# INFORMATION SUPPLIED
>>>>
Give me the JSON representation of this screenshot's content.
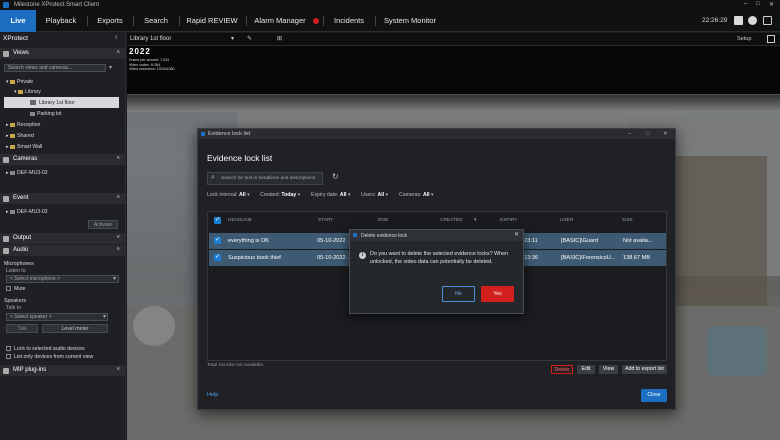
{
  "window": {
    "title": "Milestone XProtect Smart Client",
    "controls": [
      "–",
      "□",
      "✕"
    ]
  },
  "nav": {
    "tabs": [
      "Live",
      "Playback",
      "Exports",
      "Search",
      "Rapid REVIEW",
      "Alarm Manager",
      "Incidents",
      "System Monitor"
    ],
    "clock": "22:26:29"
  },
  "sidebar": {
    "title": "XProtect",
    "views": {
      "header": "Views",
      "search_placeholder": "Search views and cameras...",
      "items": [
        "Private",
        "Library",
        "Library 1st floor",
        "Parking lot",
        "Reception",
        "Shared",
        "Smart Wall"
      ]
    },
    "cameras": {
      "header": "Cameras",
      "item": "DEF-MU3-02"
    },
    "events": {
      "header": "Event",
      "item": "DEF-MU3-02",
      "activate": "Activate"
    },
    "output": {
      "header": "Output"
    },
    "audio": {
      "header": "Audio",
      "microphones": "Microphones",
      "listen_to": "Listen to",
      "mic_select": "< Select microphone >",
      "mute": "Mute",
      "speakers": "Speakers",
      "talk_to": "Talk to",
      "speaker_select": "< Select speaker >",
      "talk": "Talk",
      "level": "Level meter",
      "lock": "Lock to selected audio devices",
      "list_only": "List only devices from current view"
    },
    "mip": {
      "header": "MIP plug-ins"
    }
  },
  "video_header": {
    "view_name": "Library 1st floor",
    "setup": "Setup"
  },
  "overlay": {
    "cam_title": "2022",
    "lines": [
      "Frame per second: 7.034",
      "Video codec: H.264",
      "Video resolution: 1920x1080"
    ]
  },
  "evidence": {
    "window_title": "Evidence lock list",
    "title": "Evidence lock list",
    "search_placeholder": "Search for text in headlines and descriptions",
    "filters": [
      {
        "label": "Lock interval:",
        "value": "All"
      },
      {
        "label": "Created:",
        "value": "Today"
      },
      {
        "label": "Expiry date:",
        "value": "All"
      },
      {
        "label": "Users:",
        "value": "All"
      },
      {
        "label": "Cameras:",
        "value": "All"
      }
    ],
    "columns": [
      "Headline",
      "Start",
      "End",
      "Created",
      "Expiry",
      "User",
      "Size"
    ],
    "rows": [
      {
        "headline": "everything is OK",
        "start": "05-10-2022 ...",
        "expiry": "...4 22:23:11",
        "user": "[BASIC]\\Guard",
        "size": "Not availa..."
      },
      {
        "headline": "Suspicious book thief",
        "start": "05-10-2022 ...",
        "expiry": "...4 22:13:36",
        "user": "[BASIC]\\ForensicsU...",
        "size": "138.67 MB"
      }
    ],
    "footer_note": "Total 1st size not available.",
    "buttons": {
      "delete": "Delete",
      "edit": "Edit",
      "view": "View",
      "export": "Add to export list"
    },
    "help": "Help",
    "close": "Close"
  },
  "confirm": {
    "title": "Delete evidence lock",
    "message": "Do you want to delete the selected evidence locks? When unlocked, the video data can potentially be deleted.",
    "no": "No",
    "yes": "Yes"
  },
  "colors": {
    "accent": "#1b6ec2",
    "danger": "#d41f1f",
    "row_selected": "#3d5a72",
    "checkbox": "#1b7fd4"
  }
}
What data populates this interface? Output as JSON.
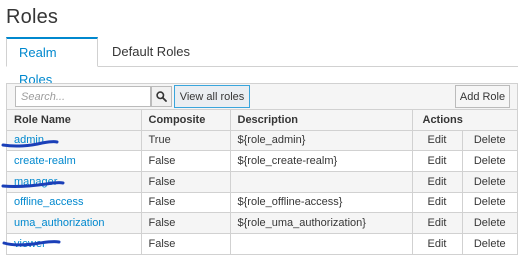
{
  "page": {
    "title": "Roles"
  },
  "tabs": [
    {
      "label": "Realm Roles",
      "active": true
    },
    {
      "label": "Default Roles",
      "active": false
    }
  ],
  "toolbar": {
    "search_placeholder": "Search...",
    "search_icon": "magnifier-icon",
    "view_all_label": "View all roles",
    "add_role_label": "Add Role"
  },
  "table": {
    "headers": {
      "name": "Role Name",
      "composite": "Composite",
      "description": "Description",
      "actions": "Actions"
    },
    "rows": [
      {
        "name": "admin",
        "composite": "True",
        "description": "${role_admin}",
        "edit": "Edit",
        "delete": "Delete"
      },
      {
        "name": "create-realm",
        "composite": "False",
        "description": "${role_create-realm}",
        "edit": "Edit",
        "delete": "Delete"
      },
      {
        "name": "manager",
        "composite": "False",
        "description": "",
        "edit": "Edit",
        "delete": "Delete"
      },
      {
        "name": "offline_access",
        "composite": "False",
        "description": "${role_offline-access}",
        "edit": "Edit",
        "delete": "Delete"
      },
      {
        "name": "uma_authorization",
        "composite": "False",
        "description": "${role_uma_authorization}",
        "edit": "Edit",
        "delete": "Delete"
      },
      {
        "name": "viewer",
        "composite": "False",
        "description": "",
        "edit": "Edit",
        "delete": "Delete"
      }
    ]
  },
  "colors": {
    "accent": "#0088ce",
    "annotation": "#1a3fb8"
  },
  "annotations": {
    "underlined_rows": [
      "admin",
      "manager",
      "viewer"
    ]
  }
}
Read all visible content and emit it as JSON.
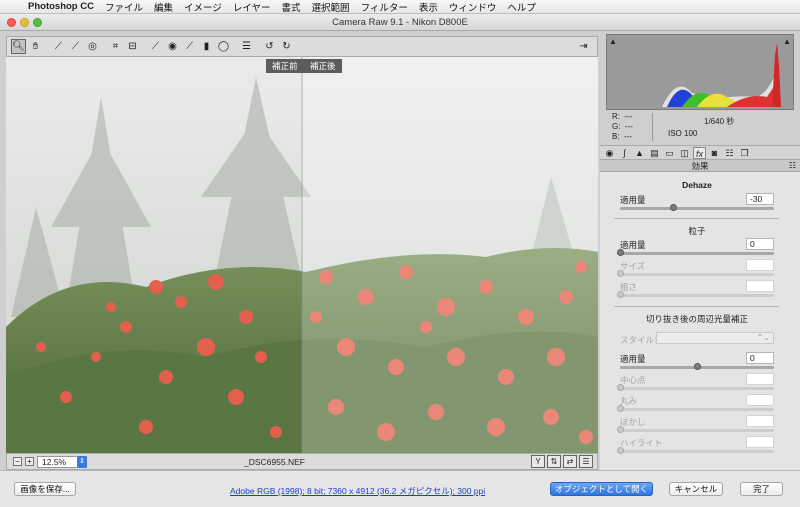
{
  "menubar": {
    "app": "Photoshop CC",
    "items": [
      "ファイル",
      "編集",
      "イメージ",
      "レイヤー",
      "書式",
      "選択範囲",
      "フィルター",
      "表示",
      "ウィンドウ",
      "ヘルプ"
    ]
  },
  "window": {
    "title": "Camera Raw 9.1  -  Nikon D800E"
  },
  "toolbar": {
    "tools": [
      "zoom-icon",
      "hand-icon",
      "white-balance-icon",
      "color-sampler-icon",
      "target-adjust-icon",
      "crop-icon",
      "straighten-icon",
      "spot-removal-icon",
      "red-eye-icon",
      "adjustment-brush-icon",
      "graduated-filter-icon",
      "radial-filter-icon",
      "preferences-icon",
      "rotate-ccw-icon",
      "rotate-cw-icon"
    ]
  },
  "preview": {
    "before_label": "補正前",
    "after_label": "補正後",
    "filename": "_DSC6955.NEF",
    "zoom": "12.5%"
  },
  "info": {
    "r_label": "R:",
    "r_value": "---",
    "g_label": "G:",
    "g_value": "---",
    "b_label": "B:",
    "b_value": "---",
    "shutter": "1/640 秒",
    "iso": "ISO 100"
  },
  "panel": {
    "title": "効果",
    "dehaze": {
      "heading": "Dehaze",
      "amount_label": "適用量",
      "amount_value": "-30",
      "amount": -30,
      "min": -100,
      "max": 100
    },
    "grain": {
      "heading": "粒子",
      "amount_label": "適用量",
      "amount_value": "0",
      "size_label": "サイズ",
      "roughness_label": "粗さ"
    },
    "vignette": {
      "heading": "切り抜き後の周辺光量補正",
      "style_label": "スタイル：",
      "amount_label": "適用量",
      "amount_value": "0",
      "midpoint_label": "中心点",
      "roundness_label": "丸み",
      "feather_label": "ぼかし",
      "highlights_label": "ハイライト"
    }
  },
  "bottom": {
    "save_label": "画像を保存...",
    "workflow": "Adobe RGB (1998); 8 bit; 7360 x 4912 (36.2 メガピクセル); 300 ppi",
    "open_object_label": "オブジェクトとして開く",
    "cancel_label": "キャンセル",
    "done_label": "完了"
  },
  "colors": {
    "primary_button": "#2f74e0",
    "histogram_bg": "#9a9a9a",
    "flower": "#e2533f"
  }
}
<<<<
# SHORT PROBLEM
Reproduce each line word for word and drop the pictures.

# CORRECT RESULT
Give me the JSON representation of this screenshot's content.
{
  "window": {
    "title": "Milestone XProtect Smart Client",
    "controls": [
      "–",
      "□",
      "✕"
    ]
  },
  "nav": {
    "tabs": [
      "Live",
      "Playback",
      "Exports",
      "Search",
      "Rapid REVIEW",
      "Alarm Manager",
      "Incidents",
      "System Monitor"
    ],
    "clock": "22:26:29"
  },
  "sidebar": {
    "title": "XProtect",
    "views": {
      "header": "Views",
      "search_placeholder": "Search views and cameras...",
      "items": [
        "Private",
        "Library",
        "Library 1st floor",
        "Parking lot",
        "Reception",
        "Shared",
        "Smart Wall"
      ]
    },
    "cameras": {
      "header": "Cameras",
      "item": "DEF-MU3-02"
    },
    "events": {
      "header": "Event",
      "item": "DEF-MU3-02",
      "activate": "Activate"
    },
    "output": {
      "header": "Output"
    },
    "audio": {
      "header": "Audio",
      "microphones": "Microphones",
      "listen_to": "Listen to",
      "mic_select": "< Select microphone >",
      "mute": "Mute",
      "speakers": "Speakers",
      "talk_to": "Talk to",
      "speaker_select": "< Select speaker >",
      "talk": "Talk",
      "level": "Level meter",
      "lock": "Lock to selected audio devices",
      "list_only": "List only devices from current view"
    },
    "mip": {
      "header": "MIP plug-ins"
    }
  },
  "video_header": {
    "view_name": "Library 1st floor",
    "setup": "Setup"
  },
  "overlay": {
    "cam_title": "2022",
    "lines": [
      "Frame per second: 7.034",
      "Video codec: H.264",
      "Video resolution: 1920x1080"
    ]
  },
  "evidence": {
    "window_title": "Evidence lock list",
    "title": "Evidence lock list",
    "search_placeholder": "Search for text in headlines and descriptions",
    "filters": [
      {
        "label": "Lock interval:",
        "value": "All"
      },
      {
        "label": "Created:",
        "value": "Today"
      },
      {
        "label": "Expiry date:",
        "value": "All"
      },
      {
        "label": "Users:",
        "value": "All"
      },
      {
        "label": "Cameras:",
        "value": "All"
      }
    ],
    "columns": [
      "Headline",
      "Start",
      "End",
      "Created",
      "Expiry",
      "User",
      "Size"
    ],
    "rows": [
      {
        "headline": "everything is OK",
        "start": "05-10-2022 ...",
        "expiry": "...4 22:23:11",
        "user": "[BASIC]\\Guard",
        "size": "Not availa..."
      },
      {
        "headline": "Suspicious book thief",
        "start": "05-10-2022 ...",
        "expiry": "...4 22:13:36",
        "user": "[BASIC]\\ForensicsU...",
        "size": "138.67 MB"
      }
    ],
    "footer_note": "Total 1st size not available.",
    "buttons": {
      "delete": "Delete",
      "edit": "Edit",
      "view": "View",
      "export": "Add to export list"
    },
    "help": "Help",
    "close": "Close"
  },
  "confirm": {
    "title": "Delete evidence lock",
    "message": "Do you want to delete the selected evidence locks? When unlocked, the video data can potentially be deleted.",
    "no": "No",
    "yes": "Yes"
  },
  "colors": {
    "accent": "#1b6ec2",
    "danger": "#d41f1f",
    "row_selected": "#3d5a72",
    "checkbox": "#1b7fd4"
  }
}
What data populates this interface? Output as JSON.
{
  "page": {
    "title": "Roles"
  },
  "tabs": [
    {
      "label": "Realm Roles",
      "active": true
    },
    {
      "label": "Default Roles",
      "active": false
    }
  ],
  "toolbar": {
    "search_placeholder": "Search...",
    "search_icon": "magnifier-icon",
    "view_all_label": "View all roles",
    "add_role_label": "Add Role"
  },
  "table": {
    "headers": {
      "name": "Role Name",
      "composite": "Composite",
      "description": "Description",
      "actions": "Actions"
    },
    "rows": [
      {
        "name": "admin",
        "composite": "True",
        "description": "${role_admin}",
        "edit": "Edit",
        "delete": "Delete"
      },
      {
        "name": "create-realm",
        "composite": "False",
        "description": "${role_create-realm}",
        "edit": "Edit",
        "delete": "Delete"
      },
      {
        "name": "manager",
        "composite": "False",
        "description": "",
        "edit": "Edit",
        "delete": "Delete"
      },
      {
        "name": "offline_access",
        "composite": "False",
        "description": "${role_offline-access}",
        "edit": "Edit",
        "delete": "Delete"
      },
      {
        "name": "uma_authorization",
        "composite": "False",
        "description": "${role_uma_authorization}",
        "edit": "Edit",
        "delete": "Delete"
      },
      {
        "name": "viewer",
        "composite": "False",
        "description": "",
        "edit": "Edit",
        "delete": "Delete"
      }
    ]
  },
  "colors": {
    "accent": "#0088ce",
    "annotation": "#1a3fb8"
  },
  "annotations": {
    "underlined_rows": [
      "admin",
      "manager",
      "viewer"
    ]
  }
}
Read all visible content and emit it as JSON.
{
  "menubar": {
    "app": "Photoshop CC",
    "items": [
      "ファイル",
      "編集",
      "イメージ",
      "レイヤー",
      "書式",
      "選択範囲",
      "フィルター",
      "表示",
      "ウィンドウ",
      "ヘルプ"
    ]
  },
  "window": {
    "title": "Camera Raw 9.1  -  Nikon D800E"
  },
  "toolbar": {
    "tools": [
      "zoom-icon",
      "hand-icon",
      "white-balance-icon",
      "color-sampler-icon",
      "target-adjust-icon",
      "crop-icon",
      "straighten-icon",
      "spot-removal-icon",
      "red-eye-icon",
      "adjustment-brush-icon",
      "graduated-filter-icon",
      "radial-filter-icon",
      "preferences-icon",
      "rotate-ccw-icon",
      "rotate-cw-icon"
    ]
  },
  "preview": {
    "before_label": "補正前",
    "after_label": "補正後",
    "filename": "_DSC6955.NEF",
    "zoom": "12.5%"
  },
  "info": {
    "r_label": "R:",
    "r_value": "---",
    "g_label": "G:",
    "g_value": "---",
    "b_label": "B:",
    "b_value": "---",
    "shutter": "1/640 秒",
    "iso": "ISO 100"
  },
  "panel": {
    "title": "効果",
    "dehaze": {
      "heading": "Dehaze",
      "amount_label": "適用量",
      "amount_value": "-30",
      "amount": -30,
      "min": -100,
      "max": 100
    },
    "grain": {
      "heading": "粒子",
      "amount_label": "適用量",
      "amount_value": "0",
      "size_label": "サイズ",
      "roughness_label": "粗さ"
    },
    "vignette": {
      "heading": "切り抜き後の周辺光量補正",
      "style_label": "スタイル：",
      "amount_label": "適用量",
      "amount_value": "0",
      "midpoint_label": "中心点",
      "roundness_label": "丸み",
      "feather_label": "ぼかし",
      "highlights_label": "ハイライト"
    }
  },
  "bottom": {
    "save_label": "画像を保存...",
    "workflow": "Adobe RGB (1998); 8 bit; 7360 x 4912 (36.2 メガピクセル); 300 ppi",
    "open_object_label": "オブジェクトとして開く",
    "cancel_label": "キャンセル",
    "done_label": "完了"
  },
  "colors": {
    "primary_button": "#2f74e0",
    "histogram_bg": "#9a9a9a",
    "flower": "#e2533f"
  }
}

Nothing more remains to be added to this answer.